*Description of the task:*
Comb through the entries for "infördes" and pull out each line that holds it.

(Records from a data source)
- - - - -

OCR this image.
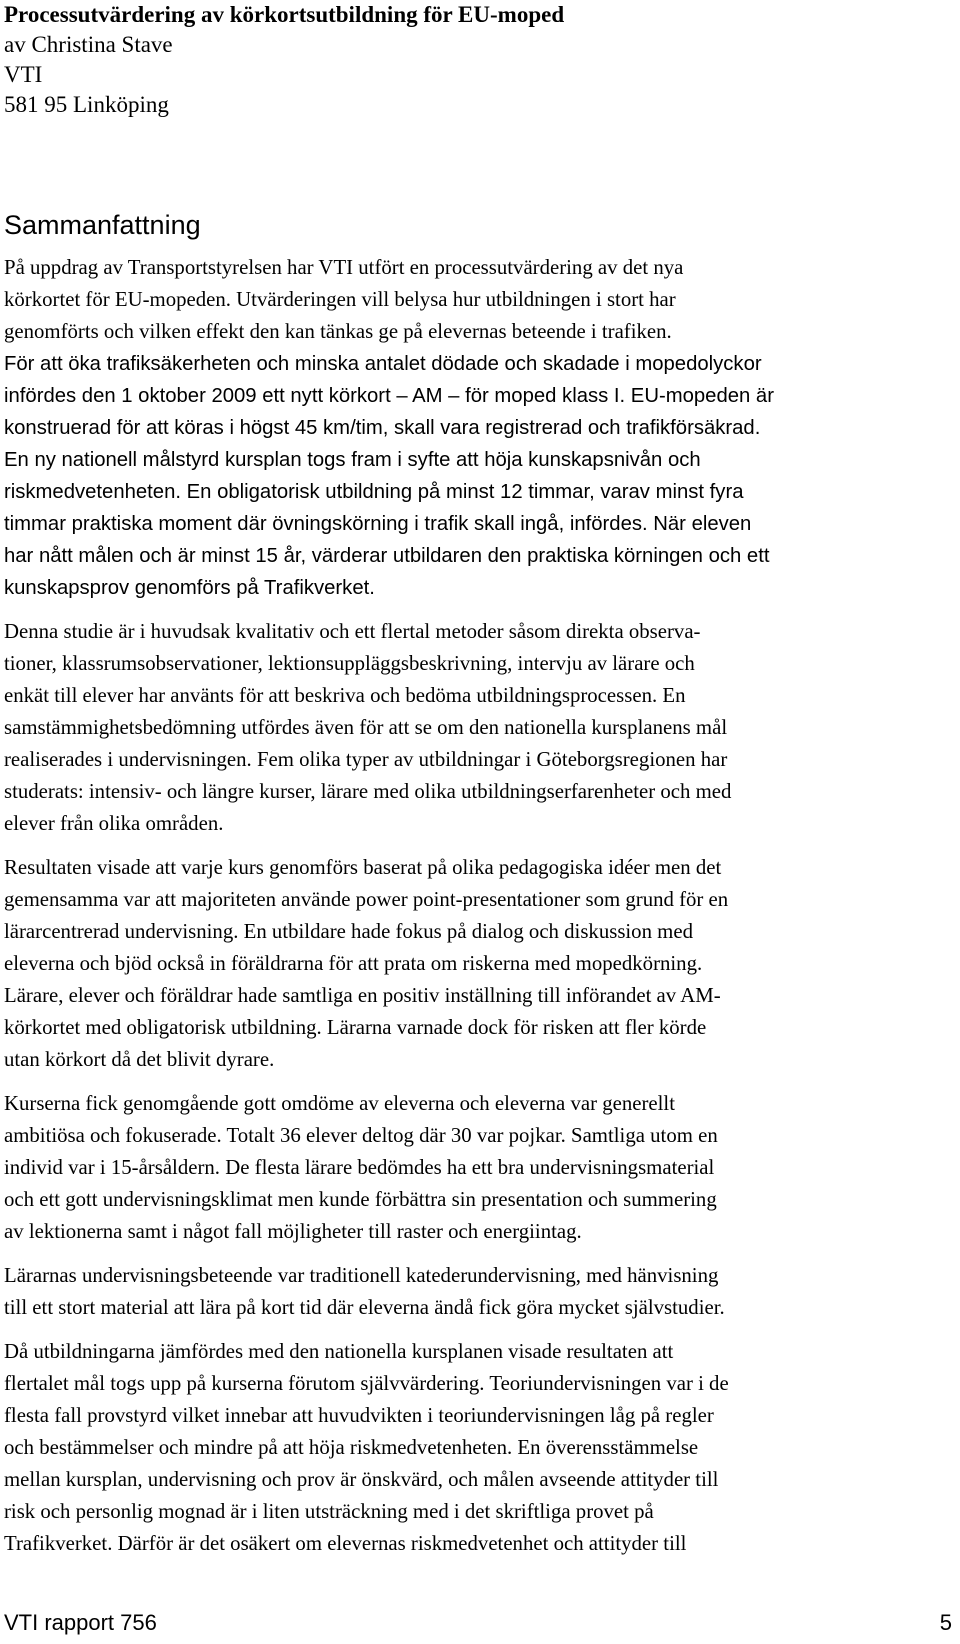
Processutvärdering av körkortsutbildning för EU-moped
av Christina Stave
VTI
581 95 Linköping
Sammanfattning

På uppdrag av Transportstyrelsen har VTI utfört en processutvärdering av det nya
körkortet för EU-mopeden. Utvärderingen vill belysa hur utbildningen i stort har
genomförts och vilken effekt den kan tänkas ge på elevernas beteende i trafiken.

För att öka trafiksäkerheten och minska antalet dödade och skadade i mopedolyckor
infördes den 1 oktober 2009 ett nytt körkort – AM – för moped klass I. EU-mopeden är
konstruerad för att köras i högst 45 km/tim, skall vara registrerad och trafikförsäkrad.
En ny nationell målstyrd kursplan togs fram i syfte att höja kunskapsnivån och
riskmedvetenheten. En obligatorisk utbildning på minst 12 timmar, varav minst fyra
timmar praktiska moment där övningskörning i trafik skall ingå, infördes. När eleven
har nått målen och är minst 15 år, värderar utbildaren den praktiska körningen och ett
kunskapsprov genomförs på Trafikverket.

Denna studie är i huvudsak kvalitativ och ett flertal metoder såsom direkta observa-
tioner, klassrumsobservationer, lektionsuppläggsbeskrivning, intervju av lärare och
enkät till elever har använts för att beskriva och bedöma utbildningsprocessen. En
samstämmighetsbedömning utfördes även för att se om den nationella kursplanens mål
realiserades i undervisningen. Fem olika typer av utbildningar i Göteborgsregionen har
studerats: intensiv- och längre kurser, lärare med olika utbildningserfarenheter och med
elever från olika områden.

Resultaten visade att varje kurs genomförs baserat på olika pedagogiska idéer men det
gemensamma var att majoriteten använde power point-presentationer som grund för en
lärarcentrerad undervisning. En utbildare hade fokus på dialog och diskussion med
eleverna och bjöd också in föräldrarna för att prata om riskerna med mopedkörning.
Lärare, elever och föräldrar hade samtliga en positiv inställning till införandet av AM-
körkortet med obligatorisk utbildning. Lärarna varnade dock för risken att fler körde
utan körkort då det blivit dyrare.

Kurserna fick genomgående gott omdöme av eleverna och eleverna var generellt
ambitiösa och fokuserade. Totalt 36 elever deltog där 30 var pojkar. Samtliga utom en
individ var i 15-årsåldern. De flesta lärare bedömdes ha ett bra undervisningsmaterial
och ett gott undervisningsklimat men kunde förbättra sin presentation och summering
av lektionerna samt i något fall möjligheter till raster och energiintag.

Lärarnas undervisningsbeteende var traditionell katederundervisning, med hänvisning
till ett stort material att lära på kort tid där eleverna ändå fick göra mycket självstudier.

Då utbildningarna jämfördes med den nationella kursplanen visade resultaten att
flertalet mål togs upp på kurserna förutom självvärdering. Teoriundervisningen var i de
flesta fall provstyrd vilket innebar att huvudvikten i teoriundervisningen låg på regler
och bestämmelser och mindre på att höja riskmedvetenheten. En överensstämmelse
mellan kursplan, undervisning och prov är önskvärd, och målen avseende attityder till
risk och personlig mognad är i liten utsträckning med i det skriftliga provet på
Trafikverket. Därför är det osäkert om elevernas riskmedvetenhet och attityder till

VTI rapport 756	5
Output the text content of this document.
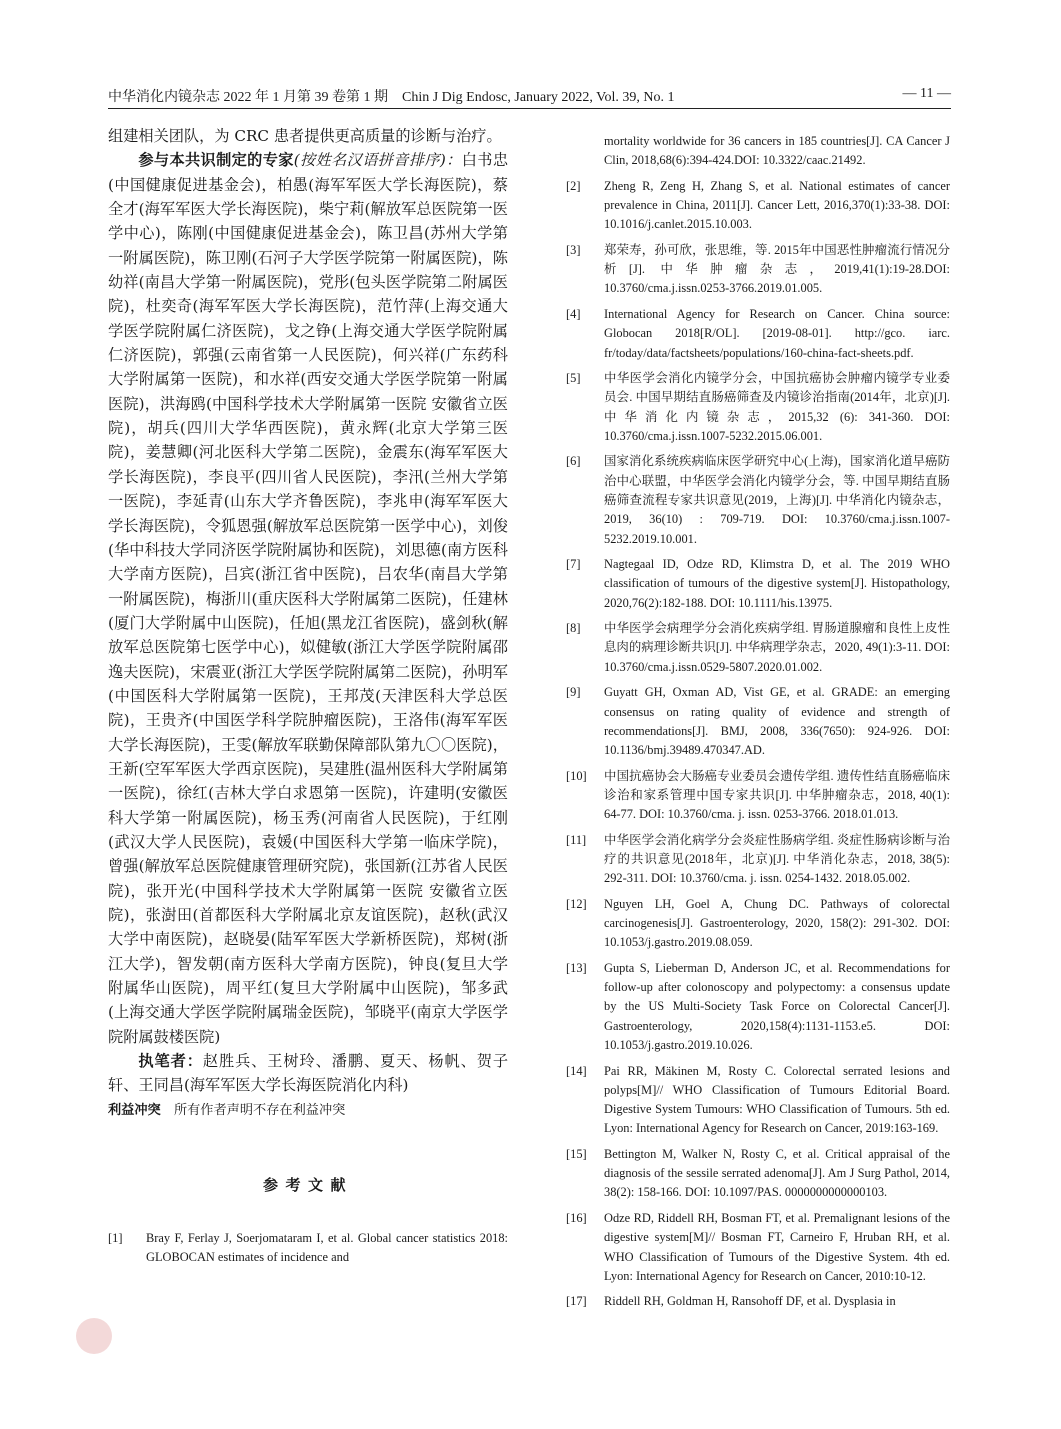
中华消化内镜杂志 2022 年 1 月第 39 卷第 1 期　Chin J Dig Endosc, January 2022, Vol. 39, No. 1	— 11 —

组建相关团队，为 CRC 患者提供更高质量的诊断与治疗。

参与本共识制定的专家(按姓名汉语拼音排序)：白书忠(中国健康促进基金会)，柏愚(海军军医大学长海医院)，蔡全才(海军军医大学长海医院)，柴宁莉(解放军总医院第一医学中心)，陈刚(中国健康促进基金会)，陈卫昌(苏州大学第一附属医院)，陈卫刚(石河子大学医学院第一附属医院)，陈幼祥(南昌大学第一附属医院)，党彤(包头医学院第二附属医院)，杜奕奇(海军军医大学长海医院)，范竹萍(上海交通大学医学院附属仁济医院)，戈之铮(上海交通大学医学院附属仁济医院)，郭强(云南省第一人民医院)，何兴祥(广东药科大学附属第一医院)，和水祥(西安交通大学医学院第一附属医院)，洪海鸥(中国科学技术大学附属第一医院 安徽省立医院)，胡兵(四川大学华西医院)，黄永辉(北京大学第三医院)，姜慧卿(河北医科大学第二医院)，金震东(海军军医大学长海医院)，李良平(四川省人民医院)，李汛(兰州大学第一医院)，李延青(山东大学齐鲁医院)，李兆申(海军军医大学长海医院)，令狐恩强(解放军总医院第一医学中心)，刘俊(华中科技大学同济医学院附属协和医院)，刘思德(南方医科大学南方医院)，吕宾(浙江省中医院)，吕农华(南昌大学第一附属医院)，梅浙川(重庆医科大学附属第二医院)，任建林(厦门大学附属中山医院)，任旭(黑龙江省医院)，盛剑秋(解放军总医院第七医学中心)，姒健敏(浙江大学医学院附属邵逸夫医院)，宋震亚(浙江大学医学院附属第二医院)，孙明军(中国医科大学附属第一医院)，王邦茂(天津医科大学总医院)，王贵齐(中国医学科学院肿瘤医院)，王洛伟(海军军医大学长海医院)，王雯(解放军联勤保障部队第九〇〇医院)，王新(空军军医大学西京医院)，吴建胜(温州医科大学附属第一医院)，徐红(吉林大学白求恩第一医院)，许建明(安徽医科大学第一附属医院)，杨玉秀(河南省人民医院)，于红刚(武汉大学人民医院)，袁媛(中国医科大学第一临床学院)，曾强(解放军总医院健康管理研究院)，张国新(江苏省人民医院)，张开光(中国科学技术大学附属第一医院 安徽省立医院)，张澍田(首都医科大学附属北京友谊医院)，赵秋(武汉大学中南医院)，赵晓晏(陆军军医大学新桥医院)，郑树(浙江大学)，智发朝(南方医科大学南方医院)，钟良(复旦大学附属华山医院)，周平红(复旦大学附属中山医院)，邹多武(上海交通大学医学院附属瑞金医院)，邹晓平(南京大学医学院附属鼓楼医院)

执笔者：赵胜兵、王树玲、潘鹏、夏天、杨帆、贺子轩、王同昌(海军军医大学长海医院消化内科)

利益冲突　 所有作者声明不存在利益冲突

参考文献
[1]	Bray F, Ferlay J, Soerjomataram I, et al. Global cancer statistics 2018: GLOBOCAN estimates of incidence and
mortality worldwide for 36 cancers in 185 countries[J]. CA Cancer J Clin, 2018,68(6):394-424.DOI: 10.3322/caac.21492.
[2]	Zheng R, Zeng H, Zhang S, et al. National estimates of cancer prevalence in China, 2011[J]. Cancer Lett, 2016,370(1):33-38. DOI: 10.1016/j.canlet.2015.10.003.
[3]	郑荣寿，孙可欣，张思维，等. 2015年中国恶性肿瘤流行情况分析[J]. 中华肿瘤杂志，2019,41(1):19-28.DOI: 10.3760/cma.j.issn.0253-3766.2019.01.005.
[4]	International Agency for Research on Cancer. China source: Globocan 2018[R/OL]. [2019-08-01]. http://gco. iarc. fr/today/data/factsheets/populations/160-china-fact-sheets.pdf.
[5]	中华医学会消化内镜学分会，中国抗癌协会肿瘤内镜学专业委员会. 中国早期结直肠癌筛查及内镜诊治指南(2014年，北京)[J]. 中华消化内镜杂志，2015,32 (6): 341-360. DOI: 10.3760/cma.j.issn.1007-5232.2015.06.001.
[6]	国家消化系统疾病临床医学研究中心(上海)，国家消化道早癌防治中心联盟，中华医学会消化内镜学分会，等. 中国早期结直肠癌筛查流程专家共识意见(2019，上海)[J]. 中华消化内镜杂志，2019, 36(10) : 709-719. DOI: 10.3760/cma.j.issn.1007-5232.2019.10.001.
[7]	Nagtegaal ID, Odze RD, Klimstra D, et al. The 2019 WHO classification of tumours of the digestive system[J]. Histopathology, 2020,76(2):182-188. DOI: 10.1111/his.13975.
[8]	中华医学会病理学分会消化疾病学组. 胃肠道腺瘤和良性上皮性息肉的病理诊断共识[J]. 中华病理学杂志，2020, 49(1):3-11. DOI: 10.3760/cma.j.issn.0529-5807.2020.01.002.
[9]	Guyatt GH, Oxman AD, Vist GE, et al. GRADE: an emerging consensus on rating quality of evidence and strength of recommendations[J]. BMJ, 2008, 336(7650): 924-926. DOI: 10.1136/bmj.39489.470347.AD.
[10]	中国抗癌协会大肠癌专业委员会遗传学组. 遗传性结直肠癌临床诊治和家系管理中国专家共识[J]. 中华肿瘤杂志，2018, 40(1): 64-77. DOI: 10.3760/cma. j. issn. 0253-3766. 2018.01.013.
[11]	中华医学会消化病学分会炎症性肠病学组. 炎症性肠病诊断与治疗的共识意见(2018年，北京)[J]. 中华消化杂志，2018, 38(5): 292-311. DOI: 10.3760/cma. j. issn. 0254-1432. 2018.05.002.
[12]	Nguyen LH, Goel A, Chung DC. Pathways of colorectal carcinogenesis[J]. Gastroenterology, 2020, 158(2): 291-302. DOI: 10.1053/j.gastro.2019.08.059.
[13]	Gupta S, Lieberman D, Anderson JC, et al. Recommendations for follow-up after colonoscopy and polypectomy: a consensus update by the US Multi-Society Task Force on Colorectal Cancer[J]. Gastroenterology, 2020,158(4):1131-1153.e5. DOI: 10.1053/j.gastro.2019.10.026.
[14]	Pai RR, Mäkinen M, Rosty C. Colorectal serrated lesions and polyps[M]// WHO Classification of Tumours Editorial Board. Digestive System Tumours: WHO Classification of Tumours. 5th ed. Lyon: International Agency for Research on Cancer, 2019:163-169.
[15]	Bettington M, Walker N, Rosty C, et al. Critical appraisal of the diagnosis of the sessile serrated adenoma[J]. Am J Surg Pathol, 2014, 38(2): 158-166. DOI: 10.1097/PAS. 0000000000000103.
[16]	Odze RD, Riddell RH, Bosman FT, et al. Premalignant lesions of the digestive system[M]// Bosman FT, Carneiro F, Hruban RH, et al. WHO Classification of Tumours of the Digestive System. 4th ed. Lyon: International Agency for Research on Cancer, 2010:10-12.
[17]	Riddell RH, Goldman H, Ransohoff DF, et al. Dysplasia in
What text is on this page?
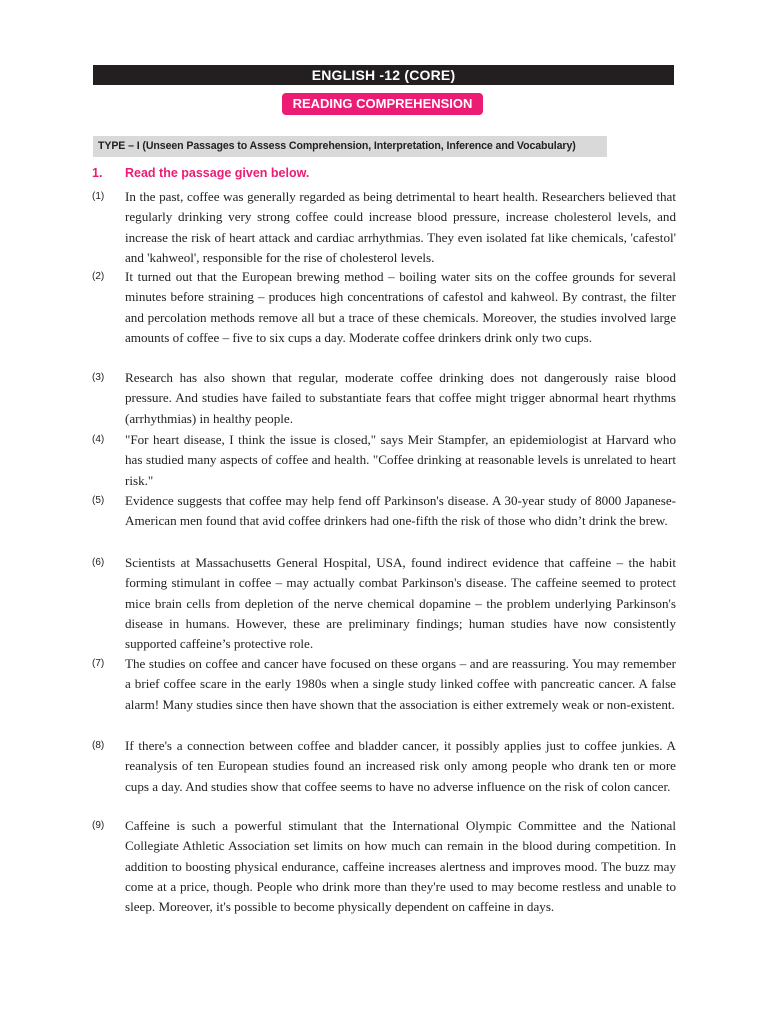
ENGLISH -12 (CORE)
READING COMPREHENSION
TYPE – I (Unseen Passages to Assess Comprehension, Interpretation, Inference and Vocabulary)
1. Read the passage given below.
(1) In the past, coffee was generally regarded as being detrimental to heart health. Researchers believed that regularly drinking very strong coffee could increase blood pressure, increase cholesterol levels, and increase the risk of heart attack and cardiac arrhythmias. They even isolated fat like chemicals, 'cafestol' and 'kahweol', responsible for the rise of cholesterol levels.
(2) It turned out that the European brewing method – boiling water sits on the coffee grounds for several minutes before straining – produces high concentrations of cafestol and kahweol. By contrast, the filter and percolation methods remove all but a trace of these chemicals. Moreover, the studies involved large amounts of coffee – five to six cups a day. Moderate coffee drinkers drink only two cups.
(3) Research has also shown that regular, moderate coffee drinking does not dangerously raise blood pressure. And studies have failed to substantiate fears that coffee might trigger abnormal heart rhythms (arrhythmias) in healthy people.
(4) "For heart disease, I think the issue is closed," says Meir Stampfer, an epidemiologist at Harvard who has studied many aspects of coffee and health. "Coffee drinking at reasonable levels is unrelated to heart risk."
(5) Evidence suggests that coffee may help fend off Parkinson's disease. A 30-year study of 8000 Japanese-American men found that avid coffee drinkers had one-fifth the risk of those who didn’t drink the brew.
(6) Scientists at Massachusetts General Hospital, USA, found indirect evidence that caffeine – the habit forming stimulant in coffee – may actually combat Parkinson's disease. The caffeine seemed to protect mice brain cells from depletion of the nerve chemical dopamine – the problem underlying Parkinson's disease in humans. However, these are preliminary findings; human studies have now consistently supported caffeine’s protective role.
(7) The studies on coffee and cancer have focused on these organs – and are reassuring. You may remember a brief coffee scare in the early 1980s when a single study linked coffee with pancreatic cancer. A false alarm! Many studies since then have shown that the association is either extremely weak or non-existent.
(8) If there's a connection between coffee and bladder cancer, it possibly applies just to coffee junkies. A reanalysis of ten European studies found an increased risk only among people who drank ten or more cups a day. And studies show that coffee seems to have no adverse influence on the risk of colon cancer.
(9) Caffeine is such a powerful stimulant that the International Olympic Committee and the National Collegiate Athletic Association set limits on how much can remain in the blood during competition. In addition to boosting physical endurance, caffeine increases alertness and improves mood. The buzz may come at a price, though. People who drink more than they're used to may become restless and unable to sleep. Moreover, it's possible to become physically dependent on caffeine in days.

- - - - -

*Exercise result:*
infördes den 1 oktober 2009 ett nytt körkort – AM – för moped klass I. EU-mopeden är
timmar praktiska moment där övningskörning i trafik skall ingå, infördes. När eleven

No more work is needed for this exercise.